**PROBLEM:** Find the word "ylabel" in the material below and gather every line that contains it.

**DATA EXCERPTS:**
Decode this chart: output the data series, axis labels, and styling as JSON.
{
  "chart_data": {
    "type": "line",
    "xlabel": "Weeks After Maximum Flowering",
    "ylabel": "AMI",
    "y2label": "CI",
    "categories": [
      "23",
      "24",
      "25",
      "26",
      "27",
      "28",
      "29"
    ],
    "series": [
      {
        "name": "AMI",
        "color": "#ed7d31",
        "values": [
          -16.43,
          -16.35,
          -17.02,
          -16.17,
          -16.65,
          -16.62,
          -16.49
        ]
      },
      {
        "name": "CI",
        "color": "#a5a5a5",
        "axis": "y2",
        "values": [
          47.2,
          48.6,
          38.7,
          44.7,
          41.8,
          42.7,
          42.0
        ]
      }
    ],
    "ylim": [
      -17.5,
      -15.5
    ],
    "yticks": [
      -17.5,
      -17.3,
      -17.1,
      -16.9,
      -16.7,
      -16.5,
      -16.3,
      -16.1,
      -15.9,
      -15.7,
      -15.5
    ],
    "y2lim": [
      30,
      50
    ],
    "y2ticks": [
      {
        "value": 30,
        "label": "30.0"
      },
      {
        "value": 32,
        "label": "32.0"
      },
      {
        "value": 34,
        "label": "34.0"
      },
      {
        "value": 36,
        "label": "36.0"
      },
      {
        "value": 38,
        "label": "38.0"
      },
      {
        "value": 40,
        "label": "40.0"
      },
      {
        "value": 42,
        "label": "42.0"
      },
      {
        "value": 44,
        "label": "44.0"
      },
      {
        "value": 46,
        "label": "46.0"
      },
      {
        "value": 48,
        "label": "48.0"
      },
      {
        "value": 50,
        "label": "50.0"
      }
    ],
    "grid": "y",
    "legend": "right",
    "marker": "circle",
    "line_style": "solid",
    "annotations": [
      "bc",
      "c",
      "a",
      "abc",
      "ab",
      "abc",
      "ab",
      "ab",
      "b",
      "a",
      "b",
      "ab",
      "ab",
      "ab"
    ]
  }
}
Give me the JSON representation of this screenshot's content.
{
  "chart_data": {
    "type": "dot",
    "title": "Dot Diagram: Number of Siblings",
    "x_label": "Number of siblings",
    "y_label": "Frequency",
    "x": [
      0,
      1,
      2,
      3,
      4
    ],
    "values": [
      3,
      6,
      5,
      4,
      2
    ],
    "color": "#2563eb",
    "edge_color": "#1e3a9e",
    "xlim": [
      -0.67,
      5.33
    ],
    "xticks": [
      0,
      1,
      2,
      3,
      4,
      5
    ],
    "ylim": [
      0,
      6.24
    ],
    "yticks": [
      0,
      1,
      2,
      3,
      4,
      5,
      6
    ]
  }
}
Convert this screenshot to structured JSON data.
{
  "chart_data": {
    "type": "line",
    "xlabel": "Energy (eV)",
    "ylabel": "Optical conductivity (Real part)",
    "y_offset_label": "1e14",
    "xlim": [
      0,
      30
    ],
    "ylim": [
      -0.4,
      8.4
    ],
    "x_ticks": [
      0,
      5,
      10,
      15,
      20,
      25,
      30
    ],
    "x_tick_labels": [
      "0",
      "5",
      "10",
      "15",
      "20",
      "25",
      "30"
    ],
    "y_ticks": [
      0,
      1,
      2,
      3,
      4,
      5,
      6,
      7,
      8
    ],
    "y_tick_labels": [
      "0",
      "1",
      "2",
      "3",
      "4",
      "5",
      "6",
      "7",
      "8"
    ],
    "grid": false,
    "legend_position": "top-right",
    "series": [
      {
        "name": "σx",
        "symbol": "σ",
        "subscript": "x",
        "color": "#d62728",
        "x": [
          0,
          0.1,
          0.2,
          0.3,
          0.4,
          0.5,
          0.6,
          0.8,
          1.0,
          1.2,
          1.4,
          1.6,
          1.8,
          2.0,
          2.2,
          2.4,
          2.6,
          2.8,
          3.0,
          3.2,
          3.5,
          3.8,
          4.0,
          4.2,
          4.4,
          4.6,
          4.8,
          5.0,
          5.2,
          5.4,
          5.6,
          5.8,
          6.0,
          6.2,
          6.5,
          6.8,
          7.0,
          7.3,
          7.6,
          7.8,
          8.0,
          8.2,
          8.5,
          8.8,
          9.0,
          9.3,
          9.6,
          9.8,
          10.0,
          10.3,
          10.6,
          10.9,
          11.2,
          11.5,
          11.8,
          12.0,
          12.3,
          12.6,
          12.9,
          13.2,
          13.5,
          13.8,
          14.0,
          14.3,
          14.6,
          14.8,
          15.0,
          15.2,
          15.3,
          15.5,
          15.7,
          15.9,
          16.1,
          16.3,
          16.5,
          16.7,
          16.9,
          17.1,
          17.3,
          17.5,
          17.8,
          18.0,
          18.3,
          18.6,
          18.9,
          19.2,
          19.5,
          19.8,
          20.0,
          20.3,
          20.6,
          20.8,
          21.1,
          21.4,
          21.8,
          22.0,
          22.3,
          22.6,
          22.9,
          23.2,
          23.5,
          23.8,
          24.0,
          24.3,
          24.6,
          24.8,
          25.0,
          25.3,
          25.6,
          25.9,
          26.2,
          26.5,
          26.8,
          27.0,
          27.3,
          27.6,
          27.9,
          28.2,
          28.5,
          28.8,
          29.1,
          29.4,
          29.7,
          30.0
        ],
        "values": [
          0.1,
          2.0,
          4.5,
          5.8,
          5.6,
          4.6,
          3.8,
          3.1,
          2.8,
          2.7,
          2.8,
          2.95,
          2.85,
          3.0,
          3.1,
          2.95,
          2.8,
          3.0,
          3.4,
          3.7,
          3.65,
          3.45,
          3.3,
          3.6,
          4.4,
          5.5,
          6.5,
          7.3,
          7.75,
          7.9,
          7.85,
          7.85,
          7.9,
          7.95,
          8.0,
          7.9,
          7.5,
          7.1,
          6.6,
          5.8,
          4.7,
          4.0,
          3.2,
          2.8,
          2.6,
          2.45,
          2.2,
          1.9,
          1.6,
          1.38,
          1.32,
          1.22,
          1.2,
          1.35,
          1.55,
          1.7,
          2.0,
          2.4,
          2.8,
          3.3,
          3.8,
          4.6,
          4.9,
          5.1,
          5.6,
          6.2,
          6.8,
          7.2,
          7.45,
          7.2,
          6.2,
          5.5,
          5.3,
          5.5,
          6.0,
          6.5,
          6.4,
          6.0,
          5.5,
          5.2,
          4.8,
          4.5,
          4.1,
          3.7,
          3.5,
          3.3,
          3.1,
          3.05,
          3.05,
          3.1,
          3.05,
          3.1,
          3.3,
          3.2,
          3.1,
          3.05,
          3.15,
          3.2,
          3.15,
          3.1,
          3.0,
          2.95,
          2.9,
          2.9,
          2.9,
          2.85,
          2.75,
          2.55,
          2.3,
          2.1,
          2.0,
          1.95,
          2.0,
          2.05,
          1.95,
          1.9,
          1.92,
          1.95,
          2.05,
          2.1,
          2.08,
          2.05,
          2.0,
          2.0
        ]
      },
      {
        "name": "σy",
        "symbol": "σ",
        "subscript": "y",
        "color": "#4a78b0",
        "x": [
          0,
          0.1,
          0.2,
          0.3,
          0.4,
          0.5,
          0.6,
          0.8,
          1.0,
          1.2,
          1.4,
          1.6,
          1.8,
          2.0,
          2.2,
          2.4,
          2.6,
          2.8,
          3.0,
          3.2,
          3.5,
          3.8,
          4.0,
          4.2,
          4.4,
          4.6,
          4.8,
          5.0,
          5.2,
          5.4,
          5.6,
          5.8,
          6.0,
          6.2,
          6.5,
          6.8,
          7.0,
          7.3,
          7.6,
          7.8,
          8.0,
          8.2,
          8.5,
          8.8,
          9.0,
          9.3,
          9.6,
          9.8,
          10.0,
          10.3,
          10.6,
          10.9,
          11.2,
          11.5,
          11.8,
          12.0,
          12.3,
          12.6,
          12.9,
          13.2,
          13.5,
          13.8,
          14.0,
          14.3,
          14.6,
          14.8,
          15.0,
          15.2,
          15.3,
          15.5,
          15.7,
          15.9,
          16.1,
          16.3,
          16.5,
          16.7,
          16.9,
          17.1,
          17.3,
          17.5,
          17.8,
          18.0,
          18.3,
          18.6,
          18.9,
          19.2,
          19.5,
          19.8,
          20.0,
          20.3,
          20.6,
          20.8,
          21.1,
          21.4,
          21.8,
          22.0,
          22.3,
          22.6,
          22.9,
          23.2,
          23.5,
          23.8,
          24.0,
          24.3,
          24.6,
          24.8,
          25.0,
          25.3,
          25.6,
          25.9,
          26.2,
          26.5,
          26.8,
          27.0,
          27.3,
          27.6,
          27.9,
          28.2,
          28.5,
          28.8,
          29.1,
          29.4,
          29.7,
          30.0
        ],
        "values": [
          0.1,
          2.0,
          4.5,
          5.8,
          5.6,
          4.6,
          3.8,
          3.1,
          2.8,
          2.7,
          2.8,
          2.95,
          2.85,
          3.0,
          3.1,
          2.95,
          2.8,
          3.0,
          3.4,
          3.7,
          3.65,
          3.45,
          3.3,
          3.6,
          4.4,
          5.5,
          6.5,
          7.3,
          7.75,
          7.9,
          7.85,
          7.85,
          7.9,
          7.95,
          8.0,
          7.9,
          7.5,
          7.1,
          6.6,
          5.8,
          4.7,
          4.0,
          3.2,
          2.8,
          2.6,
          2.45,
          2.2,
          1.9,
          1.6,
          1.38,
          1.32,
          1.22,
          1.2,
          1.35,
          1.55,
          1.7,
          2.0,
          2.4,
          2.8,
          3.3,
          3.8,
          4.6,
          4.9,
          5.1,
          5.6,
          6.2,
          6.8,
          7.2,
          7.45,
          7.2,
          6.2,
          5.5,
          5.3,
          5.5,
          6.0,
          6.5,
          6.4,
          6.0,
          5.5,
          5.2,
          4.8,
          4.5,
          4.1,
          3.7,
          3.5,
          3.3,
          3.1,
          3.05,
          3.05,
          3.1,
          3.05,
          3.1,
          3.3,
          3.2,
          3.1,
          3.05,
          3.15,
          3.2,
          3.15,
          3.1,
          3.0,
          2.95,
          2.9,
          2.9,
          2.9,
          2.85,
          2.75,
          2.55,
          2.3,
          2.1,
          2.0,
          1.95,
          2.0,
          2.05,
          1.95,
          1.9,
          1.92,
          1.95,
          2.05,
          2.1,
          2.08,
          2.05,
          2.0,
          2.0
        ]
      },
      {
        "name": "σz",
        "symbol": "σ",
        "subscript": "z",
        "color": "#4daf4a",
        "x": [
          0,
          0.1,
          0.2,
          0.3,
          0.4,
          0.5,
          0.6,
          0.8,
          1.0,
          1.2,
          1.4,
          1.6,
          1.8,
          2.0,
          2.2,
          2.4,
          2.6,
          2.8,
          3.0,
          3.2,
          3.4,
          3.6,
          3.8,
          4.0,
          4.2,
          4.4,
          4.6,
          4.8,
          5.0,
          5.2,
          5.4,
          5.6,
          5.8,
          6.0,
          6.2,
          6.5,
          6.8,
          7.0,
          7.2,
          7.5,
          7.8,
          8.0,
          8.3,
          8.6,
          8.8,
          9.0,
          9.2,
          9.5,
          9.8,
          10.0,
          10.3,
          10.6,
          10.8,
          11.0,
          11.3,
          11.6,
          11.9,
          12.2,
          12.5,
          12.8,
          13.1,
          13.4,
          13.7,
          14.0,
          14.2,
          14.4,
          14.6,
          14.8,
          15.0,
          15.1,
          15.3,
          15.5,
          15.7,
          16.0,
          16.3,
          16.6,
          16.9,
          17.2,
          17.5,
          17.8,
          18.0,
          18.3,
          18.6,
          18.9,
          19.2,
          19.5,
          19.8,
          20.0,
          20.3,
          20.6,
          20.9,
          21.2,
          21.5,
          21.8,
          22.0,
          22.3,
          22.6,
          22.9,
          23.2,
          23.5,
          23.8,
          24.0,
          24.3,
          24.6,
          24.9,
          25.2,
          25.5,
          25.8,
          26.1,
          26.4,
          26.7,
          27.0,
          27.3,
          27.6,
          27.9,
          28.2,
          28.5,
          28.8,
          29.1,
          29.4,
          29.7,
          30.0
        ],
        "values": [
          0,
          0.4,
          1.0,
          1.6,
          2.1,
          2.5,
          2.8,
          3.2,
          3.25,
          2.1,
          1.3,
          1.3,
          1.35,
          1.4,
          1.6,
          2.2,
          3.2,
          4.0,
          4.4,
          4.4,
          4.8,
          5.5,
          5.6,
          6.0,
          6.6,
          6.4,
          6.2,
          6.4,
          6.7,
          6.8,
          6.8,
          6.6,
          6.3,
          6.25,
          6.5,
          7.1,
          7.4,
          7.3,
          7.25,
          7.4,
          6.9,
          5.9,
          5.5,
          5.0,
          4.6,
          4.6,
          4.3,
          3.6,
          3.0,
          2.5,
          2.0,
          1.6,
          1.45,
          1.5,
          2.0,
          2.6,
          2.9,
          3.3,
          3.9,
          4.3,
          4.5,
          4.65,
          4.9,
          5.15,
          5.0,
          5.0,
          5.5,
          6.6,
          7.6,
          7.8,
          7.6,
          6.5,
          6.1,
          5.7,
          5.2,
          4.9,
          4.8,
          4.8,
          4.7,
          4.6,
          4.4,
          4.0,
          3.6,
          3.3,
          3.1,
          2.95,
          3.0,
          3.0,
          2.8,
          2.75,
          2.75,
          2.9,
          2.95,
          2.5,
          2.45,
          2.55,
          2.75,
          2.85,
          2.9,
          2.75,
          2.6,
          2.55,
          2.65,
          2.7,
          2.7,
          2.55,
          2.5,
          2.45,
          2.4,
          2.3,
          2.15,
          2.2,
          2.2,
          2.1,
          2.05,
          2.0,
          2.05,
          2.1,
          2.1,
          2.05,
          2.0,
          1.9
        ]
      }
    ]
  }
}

**ANSWER FOR THE TASK:**
    "ylabel": "AMI",
    "ylabel": "Optical conductivity (Real part)",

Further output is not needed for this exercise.